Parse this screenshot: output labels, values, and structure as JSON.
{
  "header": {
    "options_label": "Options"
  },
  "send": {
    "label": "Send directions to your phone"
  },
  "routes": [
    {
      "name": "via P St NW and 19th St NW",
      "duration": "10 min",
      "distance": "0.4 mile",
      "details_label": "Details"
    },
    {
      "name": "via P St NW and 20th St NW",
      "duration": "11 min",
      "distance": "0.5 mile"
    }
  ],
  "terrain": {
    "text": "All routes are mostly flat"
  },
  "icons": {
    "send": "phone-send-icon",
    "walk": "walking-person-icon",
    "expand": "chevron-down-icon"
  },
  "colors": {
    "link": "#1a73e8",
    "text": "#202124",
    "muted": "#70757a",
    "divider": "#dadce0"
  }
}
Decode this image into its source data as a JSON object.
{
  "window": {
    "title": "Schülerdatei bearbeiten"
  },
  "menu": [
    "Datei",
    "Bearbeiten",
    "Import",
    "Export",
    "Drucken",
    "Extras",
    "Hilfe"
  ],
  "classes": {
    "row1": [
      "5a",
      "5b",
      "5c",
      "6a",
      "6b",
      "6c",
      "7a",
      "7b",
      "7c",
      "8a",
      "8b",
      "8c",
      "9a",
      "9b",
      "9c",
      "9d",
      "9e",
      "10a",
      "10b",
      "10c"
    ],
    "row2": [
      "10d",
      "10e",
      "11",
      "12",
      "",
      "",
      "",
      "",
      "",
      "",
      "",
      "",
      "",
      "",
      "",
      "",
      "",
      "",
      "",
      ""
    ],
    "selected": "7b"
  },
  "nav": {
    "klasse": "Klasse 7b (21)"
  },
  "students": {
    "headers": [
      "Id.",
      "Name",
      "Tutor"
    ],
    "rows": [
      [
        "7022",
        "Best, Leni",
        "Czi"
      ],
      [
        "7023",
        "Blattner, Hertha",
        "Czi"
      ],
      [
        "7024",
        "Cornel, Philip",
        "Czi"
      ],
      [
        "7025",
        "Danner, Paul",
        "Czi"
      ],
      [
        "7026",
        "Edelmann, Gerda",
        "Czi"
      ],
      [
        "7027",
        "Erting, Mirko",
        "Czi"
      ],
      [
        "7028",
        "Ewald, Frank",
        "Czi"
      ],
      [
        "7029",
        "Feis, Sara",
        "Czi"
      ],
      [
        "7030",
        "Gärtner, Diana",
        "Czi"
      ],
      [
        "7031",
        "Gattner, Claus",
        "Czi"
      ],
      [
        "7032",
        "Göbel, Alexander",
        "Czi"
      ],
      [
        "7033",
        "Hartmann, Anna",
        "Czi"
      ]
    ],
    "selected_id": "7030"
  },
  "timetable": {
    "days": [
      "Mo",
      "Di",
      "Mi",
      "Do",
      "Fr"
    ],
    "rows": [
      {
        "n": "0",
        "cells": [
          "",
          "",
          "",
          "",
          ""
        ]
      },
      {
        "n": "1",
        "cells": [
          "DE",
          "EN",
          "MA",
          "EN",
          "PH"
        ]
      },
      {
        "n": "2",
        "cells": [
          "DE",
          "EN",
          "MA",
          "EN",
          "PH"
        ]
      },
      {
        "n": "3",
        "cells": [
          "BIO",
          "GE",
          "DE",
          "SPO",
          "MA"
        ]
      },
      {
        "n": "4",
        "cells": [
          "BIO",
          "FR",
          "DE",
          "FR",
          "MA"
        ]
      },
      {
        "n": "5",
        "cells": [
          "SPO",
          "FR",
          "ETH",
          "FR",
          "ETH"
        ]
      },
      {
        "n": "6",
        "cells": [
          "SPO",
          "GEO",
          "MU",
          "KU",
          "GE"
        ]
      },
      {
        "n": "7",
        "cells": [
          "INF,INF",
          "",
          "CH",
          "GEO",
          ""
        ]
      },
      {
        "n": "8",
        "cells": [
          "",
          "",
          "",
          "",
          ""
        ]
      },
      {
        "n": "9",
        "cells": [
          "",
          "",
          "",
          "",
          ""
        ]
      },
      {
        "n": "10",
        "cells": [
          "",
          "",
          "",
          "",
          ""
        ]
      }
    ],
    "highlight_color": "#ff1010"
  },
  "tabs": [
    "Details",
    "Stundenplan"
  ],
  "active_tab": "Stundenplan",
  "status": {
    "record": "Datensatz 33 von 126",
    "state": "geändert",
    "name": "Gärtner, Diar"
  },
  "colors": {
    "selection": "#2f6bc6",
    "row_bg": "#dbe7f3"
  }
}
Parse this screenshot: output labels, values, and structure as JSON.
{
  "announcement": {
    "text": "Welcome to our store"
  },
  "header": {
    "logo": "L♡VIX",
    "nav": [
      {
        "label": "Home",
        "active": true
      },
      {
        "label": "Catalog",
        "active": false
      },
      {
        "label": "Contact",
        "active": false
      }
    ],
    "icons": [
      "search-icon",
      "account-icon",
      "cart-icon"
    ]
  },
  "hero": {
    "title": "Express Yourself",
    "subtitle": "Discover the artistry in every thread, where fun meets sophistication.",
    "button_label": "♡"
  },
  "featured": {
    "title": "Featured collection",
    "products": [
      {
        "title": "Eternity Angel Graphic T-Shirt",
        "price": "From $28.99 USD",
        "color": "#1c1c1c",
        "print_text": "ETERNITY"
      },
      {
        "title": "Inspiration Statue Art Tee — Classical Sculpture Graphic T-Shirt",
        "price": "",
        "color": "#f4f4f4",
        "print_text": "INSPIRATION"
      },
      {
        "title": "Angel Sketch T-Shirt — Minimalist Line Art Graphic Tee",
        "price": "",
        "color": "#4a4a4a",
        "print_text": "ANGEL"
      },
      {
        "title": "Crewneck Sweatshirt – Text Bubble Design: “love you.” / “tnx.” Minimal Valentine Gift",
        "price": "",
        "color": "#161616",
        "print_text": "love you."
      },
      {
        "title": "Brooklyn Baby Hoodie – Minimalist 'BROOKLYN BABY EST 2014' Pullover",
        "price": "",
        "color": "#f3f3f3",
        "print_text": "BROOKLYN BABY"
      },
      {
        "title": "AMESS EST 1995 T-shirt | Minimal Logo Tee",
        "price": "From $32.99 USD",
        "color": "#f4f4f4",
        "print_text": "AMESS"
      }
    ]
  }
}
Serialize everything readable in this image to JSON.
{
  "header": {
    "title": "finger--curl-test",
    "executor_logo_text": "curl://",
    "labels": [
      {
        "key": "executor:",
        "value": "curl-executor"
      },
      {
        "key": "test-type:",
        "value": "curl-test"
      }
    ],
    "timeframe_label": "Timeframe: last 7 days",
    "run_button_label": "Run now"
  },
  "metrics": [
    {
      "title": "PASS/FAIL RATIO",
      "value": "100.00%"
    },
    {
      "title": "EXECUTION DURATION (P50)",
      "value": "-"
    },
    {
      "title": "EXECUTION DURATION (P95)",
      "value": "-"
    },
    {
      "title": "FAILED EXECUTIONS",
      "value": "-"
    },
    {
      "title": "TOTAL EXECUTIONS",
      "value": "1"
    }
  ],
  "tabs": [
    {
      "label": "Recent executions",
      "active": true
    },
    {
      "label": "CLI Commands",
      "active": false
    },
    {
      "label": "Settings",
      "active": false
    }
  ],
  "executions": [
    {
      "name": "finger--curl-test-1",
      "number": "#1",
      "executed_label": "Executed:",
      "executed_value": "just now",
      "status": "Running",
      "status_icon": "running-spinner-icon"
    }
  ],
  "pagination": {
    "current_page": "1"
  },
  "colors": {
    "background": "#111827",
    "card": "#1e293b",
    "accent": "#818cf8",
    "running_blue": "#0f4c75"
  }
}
-=-=-=-=-
**Objective**
Extract all the material, leaving every line as it is.

**Reply to the task**
Parse this screenshot: output labels, values, and structure as JSON.
{
  "header": {
    "options_label": "Options"
  },
  "send": {
    "label": "Send directions to your phone"
  },
  "routes": [
    {
      "name": "via P St NW and 19th St NW",
      "duration": "10 min",
      "distance": "0.4 mile",
      "details_label": "Details"
    },
    {
      "name": "via P St NW and 20th St NW",
      "duration": "11 min",
      "distance": "0.5 mile"
    }
  ],
  "terrain": {
    "text": "All routes are mostly flat"
  },
  "icons": {
    "send": "phone-send-icon",
    "walk": "walking-person-icon",
    "expand": "chevron-down-icon"
  },
  "colors": {
    "link": "#1a73e8",
    "text": "#202124",
    "muted": "#70757a",
    "divider": "#dadce0"
  }
}
Decode this image into its source data as a JSON object.
{
  "window": {
    "title": "Schülerdatei bearbeiten"
  },
  "menu": [
    "Datei",
    "Bearbeiten",
    "Import",
    "Export",
    "Drucken",
    "Extras",
    "Hilfe"
  ],
  "classes": {
    "row1": [
      "5a",
      "5b",
      "5c",
      "6a",
      "6b",
      "6c",
      "7a",
      "7b",
      "7c",
      "8a",
      "8b",
      "8c",
      "9a",
      "9b",
      "9c",
      "9d",
      "9e",
      "10a",
      "10b",
      "10c"
    ],
    "row2": [
      "10d",
      "10e",
      "11",
      "12",
      "",
      "",
      "",
      "",
      "",
      "",
      "",
      "",
      "",
      "",
      "",
      "",
      "",
      "",
      "",
      ""
    ],
    "selected": "7b"
  },
  "nav": {
    "klasse": "Klasse 7b (21)"
  },
  "students": {
    "headers": [
      "Id.",
      "Name",
      "Tutor"
    ],
    "rows": [
      [
        "7022",
        "Best, Leni",
        "Czi"
      ],
      [
        "7023",
        "Blattner, Hertha",
        "Czi"
      ],
      [
        "7024",
        "Cornel, Philip",
        "Czi"
      ],
      [
        "7025",
        "Danner, Paul",
        "Czi"
      ],
      [
        "7026",
        "Edelmann, Gerda",
        "Czi"
      ],
      [
        "7027",
        "Erting, Mirko",
        "Czi"
      ],
      [
        "7028",
        "Ewald, Frank",
        "Czi"
      ],
      [
        "7029",
        "Feis, Sara",
        "Czi"
      ],
      [
        "7030",
        "Gärtner, Diana",
        "Czi"
      ],
      [
        "7031",
        "Gattner, Claus",
        "Czi"
      ],
      [
        "7032",
        "Göbel, Alexander",
        "Czi"
      ],
      [
        "7033",
        "Hartmann, Anna",
        "Czi"
      ]
    ],
    "selected_id": "7030"
  },
  "timetable": {
    "days": [
      "Mo",
      "Di",
      "Mi",
      "Do",
      "Fr"
    ],
    "rows": [
      {
        "n": "0",
        "cells": [
          "",
          "",
          "",
          "",
          ""
        ]
      },
      {
        "n": "1",
        "cells": [
          "DE",
          "EN",
          "MA",
          "EN",
          "PH"
        ]
      },
      {
        "n": "2",
        "cells": [
          "DE",
          "EN",
          "MA",
          "EN",
          "PH"
        ]
      },
      {
        "n": "3",
        "cells": [
          "BIO",
          "GE",
          "DE",
          "SPO",
          "MA"
        ]
      },
      {
        "n": "4",
        "cells": [
          "BIO",
          "FR",
          "DE",
          "FR",
          "MA"
        ]
      },
      {
        "n": "5",
        "cells": [
          "SPO",
          "FR",
          "ETH",
          "FR",
          "ETH"
        ]
      },
      {
        "n": "6",
        "cells": [
          "SPO",
          "GEO",
          "MU",
          "KU",
          "GE"
        ]
      },
      {
        "n": "7",
        "cells": [
          "INF,INF",
          "",
          "CH",
          "GEO",
          ""
        ]
      },
      {
        "n": "8",
        "cells": [
          "",
          "",
          "",
          "",
          ""
        ]
      },
      {
        "n": "9",
        "cells": [
          "",
          "",
          "",
          "",
          ""
        ]
      },
      {
        "n": "10",
        "cells": [
          "",
          "",
          "",
          "",
          ""
        ]
      }
    ],
    "highlight_color": "#ff1010"
  },
  "tabs": [
    "Details",
    "Stundenplan"
  ],
  "active_tab": "Stundenplan",
  "status": {
    "record": "Datensatz 33 von 126",
    "state": "geändert",
    "name": "Gärtner, Diar"
  },
  "colors": {
    "selection": "#2f6bc6",
    "row_bg": "#dbe7f3"
  }
}
Parse this screenshot: output labels, values, and structure as JSON.
{
  "announcement": {
    "text": "Welcome to our store"
  },
  "header": {
    "logo": "L♡VIX",
    "nav": [
      {
        "label": "Home",
        "active": true
      },
      {
        "label": "Catalog",
        "active": false
      },
      {
        "label": "Contact",
        "active": false
      }
    ],
    "icons": [
      "search-icon",
      "account-icon",
      "cart-icon"
    ]
  },
  "hero": {
    "title": "Express Yourself",
    "subtitle": "Discover the artistry in every thread, where fun meets sophistication.",
    "button_label": "♡"
  },
  "featured": {
    "title": "Featured collection",
    "products": [
      {
        "title": "Eternity Angel Graphic T-Shirt",
        "price": "From $28.99 USD",
        "color": "#1c1c1c",
        "print_text": "ETERNITY"
      },
      {
        "title": "Inspiration Statue Art Tee — Classical Sculpture Graphic T-Shirt",
        "price": "",
        "color": "#f4f4f4",
        "print_text": "INSPIRATION"
      },
      {
        "title": "Angel Sketch T-Shirt — Minimalist Line Art Graphic Tee",
        "price": "",
        "color": "#4a4a4a",
        "print_text": "ANGEL"
      },
      {
        "title": "Crewneck Sweatshirt – Text Bubble Design: “love you.” / “tnx.” Minimal Valentine Gift",
        "price": "",
        "color": "#161616",
        "print_text": "love you."
      },
      {
        "title": "Brooklyn Baby Hoodie – Minimalist 'BROOKLYN BABY EST 2014' Pullover",
        "price": "",
        "color": "#f3f3f3",
        "print_text": "BROOKLYN BABY"
      },
      {
        "title": "AMESS EST 1995 T-shirt | Minimal Logo Tee",
        "price": "From $32.99 USD",
        "color": "#f4f4f4",
        "print_text": "AMESS"
      }
    ]
  }
}
Serialize everything readable in this image to JSON.
{
  "header": {
    "title": "finger--curl-test",
    "executor_logo_text": "curl://",
    "labels": [
      {
        "key": "executor:",
        "value": "curl-executor"
      },
      {
        "key": "test-type:",
        "value": "curl-test"
      }
    ],
    "timeframe_label": "Timeframe: last 7 days",
    "run_button_label": "Run now"
  },
  "metrics": [
    {
      "title": "PASS/FAIL RATIO",
      "value": "100.00%"
    },
    {
      "title": "EXECUTION DURATION (P50)",
      "value": "-"
    },
    {
      "title": "EXECUTION DURATION (P95)",
      "value": "-"
    },
    {
      "title": "FAILED EXECUTIONS",
      "value": "-"
    },
    {
      "title": "TOTAL EXECUTIONS",
      "value": "1"
    }
  ],
  "tabs": [
    {
      "label": "Recent executions",
      "active": true
    },
    {
      "label": "CLI Commands",
      "active": false
    },
    {
      "label": "Settings",
      "active": false
    }
  ],
  "executions": [
    {
      "name": "finger--curl-test-1",
      "number": "#1",
      "executed_label": "Executed:",
      "executed_value": "just now",
      "status": "Running",
      "status_icon": "running-spinner-icon"
    }
  ],
  "pagination": {
    "current_page": "1"
  },
  "colors": {
    "background": "#111827",
    "card": "#1e293b",
    "accent": "#818cf8",
    "running_blue": "#0f4c75"
  }
}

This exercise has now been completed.